• **Stored data**
** Begin **
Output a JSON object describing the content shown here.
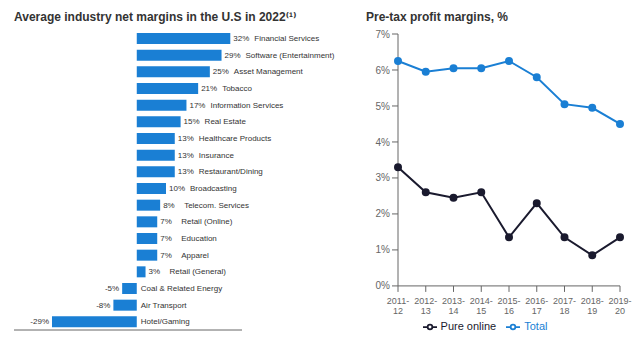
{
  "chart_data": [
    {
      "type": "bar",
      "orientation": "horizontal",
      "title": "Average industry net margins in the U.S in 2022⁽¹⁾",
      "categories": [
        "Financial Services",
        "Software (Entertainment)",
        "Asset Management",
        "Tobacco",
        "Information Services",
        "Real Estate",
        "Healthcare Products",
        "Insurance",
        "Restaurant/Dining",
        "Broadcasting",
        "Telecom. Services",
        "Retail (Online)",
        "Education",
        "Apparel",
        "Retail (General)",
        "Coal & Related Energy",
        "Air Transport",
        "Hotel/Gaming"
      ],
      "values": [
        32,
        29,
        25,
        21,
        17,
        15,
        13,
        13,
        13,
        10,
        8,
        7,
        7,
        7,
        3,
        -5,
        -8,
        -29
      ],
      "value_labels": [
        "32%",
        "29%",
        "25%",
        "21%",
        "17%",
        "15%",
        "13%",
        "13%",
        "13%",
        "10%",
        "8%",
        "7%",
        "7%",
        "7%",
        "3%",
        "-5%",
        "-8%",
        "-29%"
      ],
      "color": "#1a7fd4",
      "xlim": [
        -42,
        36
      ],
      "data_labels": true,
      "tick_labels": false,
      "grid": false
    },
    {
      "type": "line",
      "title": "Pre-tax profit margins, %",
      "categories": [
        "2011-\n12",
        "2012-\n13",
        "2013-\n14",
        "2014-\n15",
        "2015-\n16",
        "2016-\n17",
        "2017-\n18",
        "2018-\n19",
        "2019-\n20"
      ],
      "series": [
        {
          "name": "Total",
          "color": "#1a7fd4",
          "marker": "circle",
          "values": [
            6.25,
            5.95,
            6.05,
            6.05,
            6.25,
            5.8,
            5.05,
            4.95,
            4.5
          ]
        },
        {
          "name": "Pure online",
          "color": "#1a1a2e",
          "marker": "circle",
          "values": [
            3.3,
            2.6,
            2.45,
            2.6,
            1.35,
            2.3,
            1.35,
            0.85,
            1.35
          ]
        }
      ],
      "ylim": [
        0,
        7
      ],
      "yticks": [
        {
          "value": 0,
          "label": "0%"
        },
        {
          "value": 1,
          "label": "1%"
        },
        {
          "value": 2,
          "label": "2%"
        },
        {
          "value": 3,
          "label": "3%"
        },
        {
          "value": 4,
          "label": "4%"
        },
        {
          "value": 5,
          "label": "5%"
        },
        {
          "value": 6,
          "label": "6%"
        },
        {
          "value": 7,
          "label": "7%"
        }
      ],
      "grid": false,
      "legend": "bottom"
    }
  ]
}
** End **
** Begin **
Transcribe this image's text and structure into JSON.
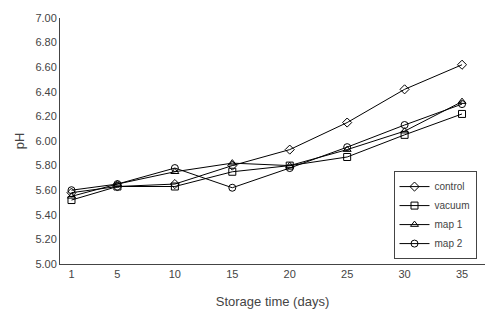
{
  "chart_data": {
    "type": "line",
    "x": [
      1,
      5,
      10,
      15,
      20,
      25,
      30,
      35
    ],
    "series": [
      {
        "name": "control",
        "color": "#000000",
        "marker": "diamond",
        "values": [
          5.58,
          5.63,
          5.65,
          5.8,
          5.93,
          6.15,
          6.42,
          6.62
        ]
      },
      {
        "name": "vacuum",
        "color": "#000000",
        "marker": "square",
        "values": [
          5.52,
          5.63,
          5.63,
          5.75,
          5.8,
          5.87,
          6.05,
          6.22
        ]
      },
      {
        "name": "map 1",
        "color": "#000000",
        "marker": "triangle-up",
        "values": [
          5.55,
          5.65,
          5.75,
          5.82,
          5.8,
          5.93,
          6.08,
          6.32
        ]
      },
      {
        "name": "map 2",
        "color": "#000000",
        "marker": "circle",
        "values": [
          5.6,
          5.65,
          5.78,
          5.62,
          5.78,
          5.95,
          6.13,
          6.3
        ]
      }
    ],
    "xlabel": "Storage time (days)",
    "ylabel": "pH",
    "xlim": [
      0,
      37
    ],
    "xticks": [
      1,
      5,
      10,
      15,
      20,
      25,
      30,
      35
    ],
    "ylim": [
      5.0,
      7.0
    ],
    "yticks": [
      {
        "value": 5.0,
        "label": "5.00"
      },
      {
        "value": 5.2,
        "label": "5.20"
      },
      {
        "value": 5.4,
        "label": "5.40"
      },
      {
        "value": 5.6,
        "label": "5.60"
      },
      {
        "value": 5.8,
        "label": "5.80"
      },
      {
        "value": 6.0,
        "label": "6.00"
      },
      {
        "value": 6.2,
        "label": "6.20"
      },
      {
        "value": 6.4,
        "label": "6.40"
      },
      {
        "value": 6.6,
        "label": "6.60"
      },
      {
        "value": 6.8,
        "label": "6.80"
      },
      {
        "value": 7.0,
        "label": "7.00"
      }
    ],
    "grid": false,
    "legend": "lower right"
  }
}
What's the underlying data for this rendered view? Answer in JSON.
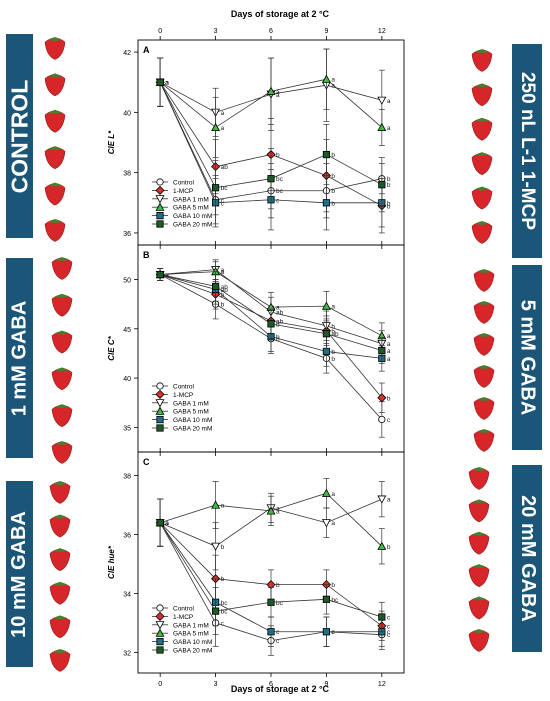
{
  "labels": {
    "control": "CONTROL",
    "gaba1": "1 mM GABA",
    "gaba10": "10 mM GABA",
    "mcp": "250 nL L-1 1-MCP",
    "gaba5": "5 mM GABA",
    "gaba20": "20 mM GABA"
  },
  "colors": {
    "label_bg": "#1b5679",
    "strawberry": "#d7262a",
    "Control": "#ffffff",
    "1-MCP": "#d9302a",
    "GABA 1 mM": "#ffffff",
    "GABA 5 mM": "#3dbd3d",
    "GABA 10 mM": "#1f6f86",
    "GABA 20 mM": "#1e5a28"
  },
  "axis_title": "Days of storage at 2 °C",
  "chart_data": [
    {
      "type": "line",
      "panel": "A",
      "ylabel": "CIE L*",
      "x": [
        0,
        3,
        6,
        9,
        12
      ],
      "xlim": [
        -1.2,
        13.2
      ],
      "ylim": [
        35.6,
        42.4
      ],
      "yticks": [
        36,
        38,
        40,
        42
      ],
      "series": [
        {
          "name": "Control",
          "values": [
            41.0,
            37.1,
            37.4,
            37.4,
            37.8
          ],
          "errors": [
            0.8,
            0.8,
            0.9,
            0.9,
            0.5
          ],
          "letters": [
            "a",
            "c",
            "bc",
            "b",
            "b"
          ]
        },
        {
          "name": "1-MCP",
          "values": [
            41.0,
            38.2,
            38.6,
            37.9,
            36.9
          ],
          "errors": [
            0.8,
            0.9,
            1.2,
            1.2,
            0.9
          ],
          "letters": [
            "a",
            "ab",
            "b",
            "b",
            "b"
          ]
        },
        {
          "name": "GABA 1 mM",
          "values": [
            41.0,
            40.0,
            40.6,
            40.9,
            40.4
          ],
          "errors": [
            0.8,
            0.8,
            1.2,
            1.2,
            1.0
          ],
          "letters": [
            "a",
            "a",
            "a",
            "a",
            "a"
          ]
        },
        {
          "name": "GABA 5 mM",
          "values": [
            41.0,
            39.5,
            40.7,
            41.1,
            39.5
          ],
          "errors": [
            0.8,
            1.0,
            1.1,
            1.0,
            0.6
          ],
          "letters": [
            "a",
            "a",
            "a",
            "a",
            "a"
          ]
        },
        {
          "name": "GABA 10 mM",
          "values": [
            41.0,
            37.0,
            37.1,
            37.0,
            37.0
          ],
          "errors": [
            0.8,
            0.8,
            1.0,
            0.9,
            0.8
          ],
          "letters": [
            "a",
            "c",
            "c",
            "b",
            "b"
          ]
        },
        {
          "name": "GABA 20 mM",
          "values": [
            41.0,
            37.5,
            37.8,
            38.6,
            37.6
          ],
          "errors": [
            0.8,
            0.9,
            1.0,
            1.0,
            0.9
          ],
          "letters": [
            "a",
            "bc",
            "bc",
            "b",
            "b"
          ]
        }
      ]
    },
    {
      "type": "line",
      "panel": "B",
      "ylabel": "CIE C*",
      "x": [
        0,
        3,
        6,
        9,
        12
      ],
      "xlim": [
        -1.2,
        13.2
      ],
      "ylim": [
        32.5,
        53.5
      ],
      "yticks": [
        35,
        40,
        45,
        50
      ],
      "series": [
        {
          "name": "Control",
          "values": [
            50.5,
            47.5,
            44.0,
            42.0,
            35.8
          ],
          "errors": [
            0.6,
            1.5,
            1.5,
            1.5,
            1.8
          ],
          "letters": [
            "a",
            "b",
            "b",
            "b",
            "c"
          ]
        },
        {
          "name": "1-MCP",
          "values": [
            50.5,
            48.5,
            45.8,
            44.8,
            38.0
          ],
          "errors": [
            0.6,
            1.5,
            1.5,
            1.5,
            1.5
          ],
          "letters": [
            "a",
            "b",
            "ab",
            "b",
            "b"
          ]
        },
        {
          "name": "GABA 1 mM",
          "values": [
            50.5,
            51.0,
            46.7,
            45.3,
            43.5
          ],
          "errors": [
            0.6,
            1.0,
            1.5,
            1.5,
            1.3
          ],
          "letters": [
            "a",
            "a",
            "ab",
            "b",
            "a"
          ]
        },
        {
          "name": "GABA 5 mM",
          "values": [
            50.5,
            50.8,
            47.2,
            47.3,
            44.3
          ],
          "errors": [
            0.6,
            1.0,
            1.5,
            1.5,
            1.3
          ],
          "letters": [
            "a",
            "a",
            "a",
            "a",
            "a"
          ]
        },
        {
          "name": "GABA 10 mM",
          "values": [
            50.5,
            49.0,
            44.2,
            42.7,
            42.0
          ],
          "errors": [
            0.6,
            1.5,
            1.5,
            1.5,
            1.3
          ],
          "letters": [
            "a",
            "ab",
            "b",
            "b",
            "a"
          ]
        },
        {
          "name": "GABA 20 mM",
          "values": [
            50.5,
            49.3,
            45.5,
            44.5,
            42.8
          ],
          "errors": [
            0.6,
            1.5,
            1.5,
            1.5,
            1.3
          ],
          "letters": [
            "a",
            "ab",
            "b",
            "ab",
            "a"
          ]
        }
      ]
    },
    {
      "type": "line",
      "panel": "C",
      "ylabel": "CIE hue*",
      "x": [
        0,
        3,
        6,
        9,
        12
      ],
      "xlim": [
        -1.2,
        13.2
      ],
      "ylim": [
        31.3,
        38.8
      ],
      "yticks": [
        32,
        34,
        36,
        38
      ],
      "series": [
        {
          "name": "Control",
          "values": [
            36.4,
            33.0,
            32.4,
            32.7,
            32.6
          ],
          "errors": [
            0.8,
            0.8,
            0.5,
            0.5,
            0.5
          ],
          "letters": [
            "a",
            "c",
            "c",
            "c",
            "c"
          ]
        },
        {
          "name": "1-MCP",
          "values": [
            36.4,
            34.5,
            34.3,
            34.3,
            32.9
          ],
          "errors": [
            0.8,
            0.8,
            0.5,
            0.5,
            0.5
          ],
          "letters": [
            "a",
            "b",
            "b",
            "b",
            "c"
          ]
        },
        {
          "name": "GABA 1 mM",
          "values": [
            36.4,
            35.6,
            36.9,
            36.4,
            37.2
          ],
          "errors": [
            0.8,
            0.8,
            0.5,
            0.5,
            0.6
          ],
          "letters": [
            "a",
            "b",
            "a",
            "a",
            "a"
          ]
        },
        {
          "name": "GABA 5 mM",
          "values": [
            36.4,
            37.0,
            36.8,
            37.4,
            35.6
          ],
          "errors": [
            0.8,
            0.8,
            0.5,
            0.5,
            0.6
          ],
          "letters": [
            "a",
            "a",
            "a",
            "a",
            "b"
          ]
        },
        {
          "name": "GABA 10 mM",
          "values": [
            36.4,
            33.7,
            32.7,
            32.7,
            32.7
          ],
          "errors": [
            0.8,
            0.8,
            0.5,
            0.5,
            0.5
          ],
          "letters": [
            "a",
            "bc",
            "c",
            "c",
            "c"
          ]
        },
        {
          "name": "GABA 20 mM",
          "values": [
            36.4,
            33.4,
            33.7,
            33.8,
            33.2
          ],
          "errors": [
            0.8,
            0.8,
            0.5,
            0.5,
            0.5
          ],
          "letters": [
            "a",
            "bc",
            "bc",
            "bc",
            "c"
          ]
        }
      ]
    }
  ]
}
** End **
• **Required work**
Tell how many lines include "Services". The number is the whole answer.

• **Full response**
3